STATED GOAL —
List every line of the data below that contains the string "group", matching case exactly.

INFORMATION GIVEN —
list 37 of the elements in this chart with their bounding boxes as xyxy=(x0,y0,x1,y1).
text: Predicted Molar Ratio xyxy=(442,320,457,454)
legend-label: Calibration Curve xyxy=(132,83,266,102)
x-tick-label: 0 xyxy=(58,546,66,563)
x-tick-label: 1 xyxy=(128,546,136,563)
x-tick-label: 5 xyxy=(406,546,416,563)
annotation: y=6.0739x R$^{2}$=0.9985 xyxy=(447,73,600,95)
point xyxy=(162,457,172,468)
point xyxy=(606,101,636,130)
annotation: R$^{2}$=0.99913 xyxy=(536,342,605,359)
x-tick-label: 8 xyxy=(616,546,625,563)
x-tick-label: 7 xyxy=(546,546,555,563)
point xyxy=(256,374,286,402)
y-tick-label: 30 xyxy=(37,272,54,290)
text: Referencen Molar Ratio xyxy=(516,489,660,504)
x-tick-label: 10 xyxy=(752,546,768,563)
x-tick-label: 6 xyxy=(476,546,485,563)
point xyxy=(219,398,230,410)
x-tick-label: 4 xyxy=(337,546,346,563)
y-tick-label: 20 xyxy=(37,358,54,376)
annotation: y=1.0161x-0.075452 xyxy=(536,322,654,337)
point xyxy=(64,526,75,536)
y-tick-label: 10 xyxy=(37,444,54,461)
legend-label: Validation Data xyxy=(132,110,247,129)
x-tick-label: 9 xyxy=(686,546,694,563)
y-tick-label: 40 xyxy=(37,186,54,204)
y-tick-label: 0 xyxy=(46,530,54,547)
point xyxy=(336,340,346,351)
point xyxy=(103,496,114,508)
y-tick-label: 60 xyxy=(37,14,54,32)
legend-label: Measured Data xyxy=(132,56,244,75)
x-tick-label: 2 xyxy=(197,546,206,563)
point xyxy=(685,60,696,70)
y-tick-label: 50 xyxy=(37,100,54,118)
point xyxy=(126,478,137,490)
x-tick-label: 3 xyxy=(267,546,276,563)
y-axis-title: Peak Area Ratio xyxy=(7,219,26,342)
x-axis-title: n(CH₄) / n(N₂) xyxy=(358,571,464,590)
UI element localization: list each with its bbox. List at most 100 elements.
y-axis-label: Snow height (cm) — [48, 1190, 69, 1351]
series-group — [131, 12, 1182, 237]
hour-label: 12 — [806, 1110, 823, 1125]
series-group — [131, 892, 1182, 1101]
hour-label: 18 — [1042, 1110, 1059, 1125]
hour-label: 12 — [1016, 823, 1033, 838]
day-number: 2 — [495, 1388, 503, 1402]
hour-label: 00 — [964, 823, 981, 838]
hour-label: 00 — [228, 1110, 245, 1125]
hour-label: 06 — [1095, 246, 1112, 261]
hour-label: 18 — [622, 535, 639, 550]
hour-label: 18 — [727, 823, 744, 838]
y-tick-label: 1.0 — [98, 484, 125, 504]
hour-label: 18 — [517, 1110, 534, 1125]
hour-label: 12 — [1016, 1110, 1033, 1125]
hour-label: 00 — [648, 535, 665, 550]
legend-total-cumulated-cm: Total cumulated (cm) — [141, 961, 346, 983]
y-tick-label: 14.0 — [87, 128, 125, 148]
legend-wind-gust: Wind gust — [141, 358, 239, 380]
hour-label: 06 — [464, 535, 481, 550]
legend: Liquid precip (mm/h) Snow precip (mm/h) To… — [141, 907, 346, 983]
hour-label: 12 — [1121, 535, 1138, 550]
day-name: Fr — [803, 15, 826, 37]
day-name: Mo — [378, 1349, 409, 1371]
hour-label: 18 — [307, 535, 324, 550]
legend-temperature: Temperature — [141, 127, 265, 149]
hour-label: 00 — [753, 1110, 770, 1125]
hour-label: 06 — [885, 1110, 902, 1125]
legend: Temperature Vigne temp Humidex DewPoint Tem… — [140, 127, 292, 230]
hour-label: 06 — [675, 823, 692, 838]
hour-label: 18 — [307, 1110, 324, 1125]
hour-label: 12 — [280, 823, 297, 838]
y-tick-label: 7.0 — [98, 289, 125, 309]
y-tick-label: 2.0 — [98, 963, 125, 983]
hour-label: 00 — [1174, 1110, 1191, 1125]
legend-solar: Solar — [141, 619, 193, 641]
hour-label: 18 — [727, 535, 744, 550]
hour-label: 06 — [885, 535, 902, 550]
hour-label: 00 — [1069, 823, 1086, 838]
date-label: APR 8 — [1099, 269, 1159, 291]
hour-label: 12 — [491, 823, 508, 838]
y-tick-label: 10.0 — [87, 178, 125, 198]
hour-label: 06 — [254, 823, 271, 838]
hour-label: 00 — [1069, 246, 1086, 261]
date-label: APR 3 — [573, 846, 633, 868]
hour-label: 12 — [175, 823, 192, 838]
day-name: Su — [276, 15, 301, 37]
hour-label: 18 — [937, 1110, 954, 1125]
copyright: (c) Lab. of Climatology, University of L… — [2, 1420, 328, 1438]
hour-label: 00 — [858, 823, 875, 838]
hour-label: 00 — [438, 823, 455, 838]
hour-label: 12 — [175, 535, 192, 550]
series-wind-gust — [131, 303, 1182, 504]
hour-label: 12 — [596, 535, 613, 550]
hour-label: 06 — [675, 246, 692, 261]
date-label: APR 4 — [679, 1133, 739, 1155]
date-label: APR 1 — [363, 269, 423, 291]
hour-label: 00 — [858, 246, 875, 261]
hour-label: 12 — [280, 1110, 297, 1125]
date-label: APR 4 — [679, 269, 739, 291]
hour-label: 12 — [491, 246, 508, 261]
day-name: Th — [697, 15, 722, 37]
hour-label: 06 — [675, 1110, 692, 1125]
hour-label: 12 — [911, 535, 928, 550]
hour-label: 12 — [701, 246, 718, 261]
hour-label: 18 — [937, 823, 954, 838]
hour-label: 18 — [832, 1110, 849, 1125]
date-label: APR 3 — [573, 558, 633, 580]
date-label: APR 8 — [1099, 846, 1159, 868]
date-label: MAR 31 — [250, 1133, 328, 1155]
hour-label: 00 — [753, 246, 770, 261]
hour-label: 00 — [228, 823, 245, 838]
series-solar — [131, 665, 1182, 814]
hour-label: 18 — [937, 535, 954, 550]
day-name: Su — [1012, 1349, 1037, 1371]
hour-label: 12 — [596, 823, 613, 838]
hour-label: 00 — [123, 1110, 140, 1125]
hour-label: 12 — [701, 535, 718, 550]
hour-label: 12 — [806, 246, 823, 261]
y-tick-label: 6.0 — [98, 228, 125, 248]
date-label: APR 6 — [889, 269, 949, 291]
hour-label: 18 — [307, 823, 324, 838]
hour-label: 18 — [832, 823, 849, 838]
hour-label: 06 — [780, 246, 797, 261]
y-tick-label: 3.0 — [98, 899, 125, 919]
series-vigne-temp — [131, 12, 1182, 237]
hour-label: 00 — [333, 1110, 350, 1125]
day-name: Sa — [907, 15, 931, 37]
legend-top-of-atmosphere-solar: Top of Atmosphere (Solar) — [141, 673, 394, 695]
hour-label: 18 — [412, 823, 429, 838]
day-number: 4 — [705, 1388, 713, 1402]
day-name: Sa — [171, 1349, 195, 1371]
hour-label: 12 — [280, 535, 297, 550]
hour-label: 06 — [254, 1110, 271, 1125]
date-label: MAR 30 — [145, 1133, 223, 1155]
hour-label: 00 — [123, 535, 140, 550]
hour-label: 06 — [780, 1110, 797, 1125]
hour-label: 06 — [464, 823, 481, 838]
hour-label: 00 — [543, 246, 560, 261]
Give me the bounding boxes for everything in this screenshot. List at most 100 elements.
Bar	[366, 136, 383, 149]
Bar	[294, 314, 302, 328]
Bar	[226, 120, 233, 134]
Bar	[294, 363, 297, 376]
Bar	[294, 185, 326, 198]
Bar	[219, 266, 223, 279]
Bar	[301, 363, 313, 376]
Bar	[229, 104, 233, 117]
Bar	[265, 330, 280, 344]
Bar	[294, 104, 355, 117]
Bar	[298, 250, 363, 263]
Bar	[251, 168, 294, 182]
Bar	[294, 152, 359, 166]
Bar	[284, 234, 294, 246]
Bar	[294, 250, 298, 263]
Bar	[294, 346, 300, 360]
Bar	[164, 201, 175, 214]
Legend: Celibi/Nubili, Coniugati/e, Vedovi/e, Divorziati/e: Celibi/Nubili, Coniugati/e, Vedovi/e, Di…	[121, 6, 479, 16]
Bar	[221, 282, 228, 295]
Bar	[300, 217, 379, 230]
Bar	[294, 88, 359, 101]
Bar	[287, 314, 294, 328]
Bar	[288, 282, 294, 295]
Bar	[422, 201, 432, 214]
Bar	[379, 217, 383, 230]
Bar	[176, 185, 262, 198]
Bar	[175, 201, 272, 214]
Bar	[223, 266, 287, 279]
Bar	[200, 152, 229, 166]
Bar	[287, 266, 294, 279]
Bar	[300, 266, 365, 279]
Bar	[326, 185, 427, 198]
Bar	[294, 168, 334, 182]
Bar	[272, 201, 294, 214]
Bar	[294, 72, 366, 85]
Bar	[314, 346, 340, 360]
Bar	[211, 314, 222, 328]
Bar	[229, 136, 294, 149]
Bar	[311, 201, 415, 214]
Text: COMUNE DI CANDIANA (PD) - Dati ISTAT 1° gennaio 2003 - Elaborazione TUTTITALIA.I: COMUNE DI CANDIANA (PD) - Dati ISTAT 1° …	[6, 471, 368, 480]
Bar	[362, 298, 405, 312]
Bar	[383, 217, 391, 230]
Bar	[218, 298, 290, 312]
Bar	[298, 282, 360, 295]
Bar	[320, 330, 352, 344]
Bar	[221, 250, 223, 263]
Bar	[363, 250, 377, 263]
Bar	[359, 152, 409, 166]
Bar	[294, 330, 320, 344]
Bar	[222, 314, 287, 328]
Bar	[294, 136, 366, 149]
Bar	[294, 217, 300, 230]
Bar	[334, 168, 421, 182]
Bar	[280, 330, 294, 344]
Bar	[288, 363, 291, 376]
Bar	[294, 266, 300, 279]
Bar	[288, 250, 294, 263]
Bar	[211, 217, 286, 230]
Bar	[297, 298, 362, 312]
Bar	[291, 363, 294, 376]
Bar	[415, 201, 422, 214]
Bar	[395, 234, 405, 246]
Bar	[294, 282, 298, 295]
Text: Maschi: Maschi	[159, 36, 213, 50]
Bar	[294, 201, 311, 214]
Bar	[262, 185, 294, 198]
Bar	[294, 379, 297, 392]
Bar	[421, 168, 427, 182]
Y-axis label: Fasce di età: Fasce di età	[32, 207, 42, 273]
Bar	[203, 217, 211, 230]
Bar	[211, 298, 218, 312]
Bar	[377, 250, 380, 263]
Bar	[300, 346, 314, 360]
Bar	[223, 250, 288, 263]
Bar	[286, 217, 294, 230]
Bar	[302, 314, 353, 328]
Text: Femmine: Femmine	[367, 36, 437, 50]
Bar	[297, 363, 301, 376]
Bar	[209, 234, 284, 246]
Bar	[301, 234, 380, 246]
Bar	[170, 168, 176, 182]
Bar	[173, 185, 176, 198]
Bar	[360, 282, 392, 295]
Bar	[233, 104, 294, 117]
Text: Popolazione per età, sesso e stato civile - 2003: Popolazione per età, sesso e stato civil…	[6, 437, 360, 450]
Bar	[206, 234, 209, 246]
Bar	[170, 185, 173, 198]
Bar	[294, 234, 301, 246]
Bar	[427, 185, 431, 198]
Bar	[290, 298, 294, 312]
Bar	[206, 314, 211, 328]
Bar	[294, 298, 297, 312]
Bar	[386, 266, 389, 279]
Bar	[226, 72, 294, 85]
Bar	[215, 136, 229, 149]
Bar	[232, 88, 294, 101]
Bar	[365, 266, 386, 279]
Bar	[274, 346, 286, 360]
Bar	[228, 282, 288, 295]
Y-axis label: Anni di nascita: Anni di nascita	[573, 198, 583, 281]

EXPECTED ANSWER —
series-group — [131, 12, 1182, 237]
series-group — [131, 892, 1182, 1101]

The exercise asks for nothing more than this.